◆ DATA:

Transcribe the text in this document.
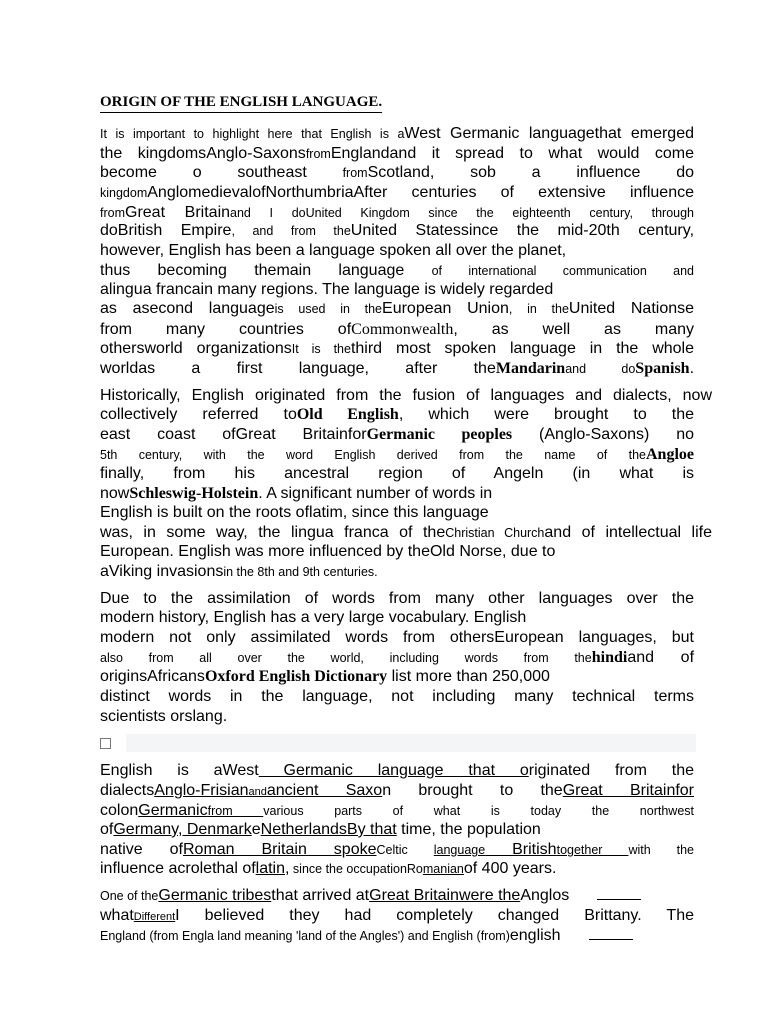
ORIGIN OF THE ENGLISH LANGUAGE.
It is important to highlight here that English is aWest Germanic languagethat emerged
the kingdomsAnglo-SaxonsfromEnglandand it spread to what would come
become o southeast fromScotland, sob a influence do
kingdomAnglomedievalofNorthumbriaAfter centuries of extensive influence
fromGreat Britainand I doUnited Kingdom since the eighteenth century, through
doBritish Empire, and from theUnited Statessince the mid-20th century,
however, English has been a language spoken all over the planet,
thus becoming themain language of international communication and
alingua francain many regions. The language is widely regarded
as asecond languageis used in theEuropean Union, in theUnited Nationse
from many countries ofCommonwealth, as well as many
othersworld organizationsIt is thethird most spoken language in the whole
worldas a first language, after theMandarinand doSpanish.
Historically, English originated from the fusion of languages and dialects, now
collectively referred toOld English, which were brought to the
east coast ofGreat BritainforGermanic peoples (Anglo-Saxons) no
5th century, with the word English derived from the name of theAngloe
finally, from his ancestral region of Angeln (in what is
nowSchleswig-Holstein. A significant number of words in
English is built on the roots oflatim, since this language
was, in some way, the lingua franca of theChristian Churchand of intellectual life
European. English was more influenced by theOld Norse, due to
aViking invasionsin the 8th and 9th centuries.
Due to the assimilation of words from many other languages over the
modern history, English has a very large vocabulary. English
modern not only assimilated words from othersEuropean languages, but
also from all over the world, including words from thehindiand of
originsAfricansOxford English Dictionary list more than 250,000
distinct words in the language, not including many technical terms
scientists orslang.
English is aWest Germanic language that originated from the
dialectsAnglo-Frisianandancient Saxon brought to theGreat Britainfor
colonGermanicfrom various parts of what is today the northwest
ofGermany, DenmarkeNetherlandsBy that time, the population
native ofRoman Britain spokeCeltic language Britishtogether with the
influence acrolethal oflatin, since the occupationRomanianof 400 years.
One of theGermanic tribesthat arrived atGreat Britainwere theAnglos
whatDifferentI believed they had completely changed Brittany. The
England (from Engla land meaning 'land of the Angles') and English (from)english
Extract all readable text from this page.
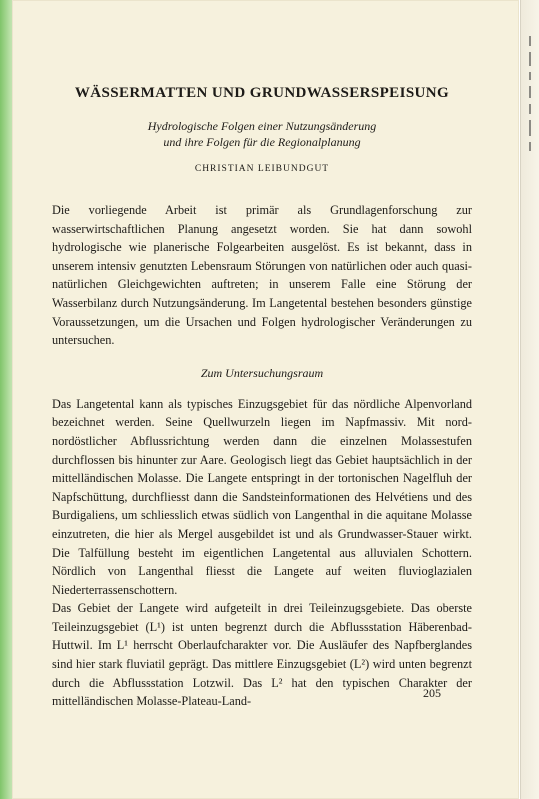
WÄSSERMATTEN UND GRUNDWASSERSPEISUNG
Hydrologische Folgen einer Nutzungsänderung
und ihre Folgen für die Regionalplanung
CHRISTIAN LEIBUNDGUT

Die vorliegende Arbeit ist primär als Grundlagenforschung zur wasserwirtschaftlichen Planung angesetzt worden. Sie hat dann sowohl hydrologische wie planerische Folgearbeiten ausgelöst. Es ist bekannt, dass in unserem intensiv genutzten Lebensraum Störungen von natürlichen oder auch quasi-natürlichen Gleichgewichten auftreten; in unserem Falle eine Störung der Wasserbilanz durch Nutzungsänderung. Im Langetental bestehen besonders günstige Voraussetzungen, um die Ursachen und Folgen hydrologischer Veränderungen zu untersuchen.

Zum Untersuchungsraum

Das Langetental kann als typisches Einzugsgebiet für das nördliche Alpenvorland bezeichnet werden. Seine Quellwurzeln liegen im Napfmassiv. Mit nord-nordöstlicher Abflussrichtung werden dann die einzelnen Molassestufen durchflossen bis hinunter zur Aare. Geologisch liegt das Gebiet hauptsächlich in der mittelländischen Molasse. Die Langete entspringt in der tortonischen Nagelfluh der Napfschüttung, durchfliesst dann die Sandsteinformationen des Helvétiens und des Burdigaliens, um schliesslich etwas südlich von Langenthal in die aquitane Molasse einzutreten, die hier als Mergel ausgebildet ist und als Grundwasser-Stauer wirkt. Die Talfüllung besteht im eigentlichen Langetental aus alluvialen Schottern. Nördlich von Langenthal fliesst die Langete auf weiten fluvioglazialen Niederterrassenschottern.

Das Gebiet der Langete wird aufgeteilt in drei Teileinzugsgebiete. Das oberste Teileinzugsgebiet (L¹) ist unten begrenzt durch die Abflussstation Häberenbad-Huttwil. Im L¹ herrscht Oberlaufcharakter vor. Die Ausläufer des Napfberglandes sind hier stark fluviatil geprägt. Das mittlere Einzugsgebiet (L²) wird unten begrenzt durch die Abflussstation Lotzwil. Das L² hat den typischen Charakter der mittelländischen Molasse-Plateau-Land-

205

◆ TASK DETAILS: Find each line holding the word "with" and copy it.

◆ TASK OUTPUT:
5th century, with the word English derived from the name of theAngloe
native ofRoman Britain spokeCeltic language Britishtogether with the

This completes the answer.